GIVEN INSTRUCTION
Output the records. Match them exactly.

Items from a figure collection

========

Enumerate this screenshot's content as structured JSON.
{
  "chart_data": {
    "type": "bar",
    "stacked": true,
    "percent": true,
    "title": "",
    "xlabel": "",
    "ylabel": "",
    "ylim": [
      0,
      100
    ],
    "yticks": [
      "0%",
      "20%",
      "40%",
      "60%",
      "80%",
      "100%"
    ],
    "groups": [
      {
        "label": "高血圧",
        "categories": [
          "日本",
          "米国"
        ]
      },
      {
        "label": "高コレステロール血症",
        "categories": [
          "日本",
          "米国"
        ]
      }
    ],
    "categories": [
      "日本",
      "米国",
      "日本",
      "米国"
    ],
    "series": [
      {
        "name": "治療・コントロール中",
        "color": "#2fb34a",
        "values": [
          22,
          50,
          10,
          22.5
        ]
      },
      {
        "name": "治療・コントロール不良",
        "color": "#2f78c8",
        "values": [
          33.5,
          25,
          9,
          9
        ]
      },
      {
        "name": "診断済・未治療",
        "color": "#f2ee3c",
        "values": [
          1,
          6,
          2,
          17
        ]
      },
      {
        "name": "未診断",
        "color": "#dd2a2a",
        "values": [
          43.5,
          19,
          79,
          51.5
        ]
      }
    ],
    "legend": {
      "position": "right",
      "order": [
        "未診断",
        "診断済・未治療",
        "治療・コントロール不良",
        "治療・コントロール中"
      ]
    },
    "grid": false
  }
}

========

SOLUTION TO THIS PROBLEM
Enumerate this screenshot's content as structured JSON.
{
  "chart_data": {
    "type": "bar",
    "stacked": true,
    "percent": true,
    "title": "",
    "xlabel": "",
    "ylabel": "",
    "ylim": [
      0,
      100
    ],
    "yticks": [
      "0%",
      "20%",
      "40%",
      "60%",
      "80%",
      "100%"
    ],
    "groups": [
      {
        "label": "高血圧",
        "categories": [
          "日本",
          "米国"
        ]
      },
      {
        "label": "高コレステロール血症",
        "categories": [
          "日本",
          "米国"
        ]
      }
    ],
    "categories": [
      "日本",
      "米国",
      "日本",
      "米国"
    ],
    "series": [
      {
        "name": "治療・コントロール中",
        "color": "#2fb34a",
        "values": [
          22,
          50,
          10,
          22.5
        ]
      },
      {
        "name": "治療・コントロール不良",
        "color": "#2f78c8",
        "values": [
          33.5,
          25,
          9,
          9
        ]
      },
      {
        "name": "診断済・未治療",
        "color": "#f2ee3c",
        "values": [
          1,
          6,
          2,
          17
        ]
      },
      {
        "name": "未診断",
        "color": "#dd2a2a",
        "values": [
          43.5,
          19,
          79,
          51.5
        ]
      }
    ],
    "legend": {
      "position": "right",
      "order": [
        "未診断",
        "診断済・未治療",
        "治療・コントロール不良",
        "治療・コントロール中"
      ]
    },
    "grid": false
  }
}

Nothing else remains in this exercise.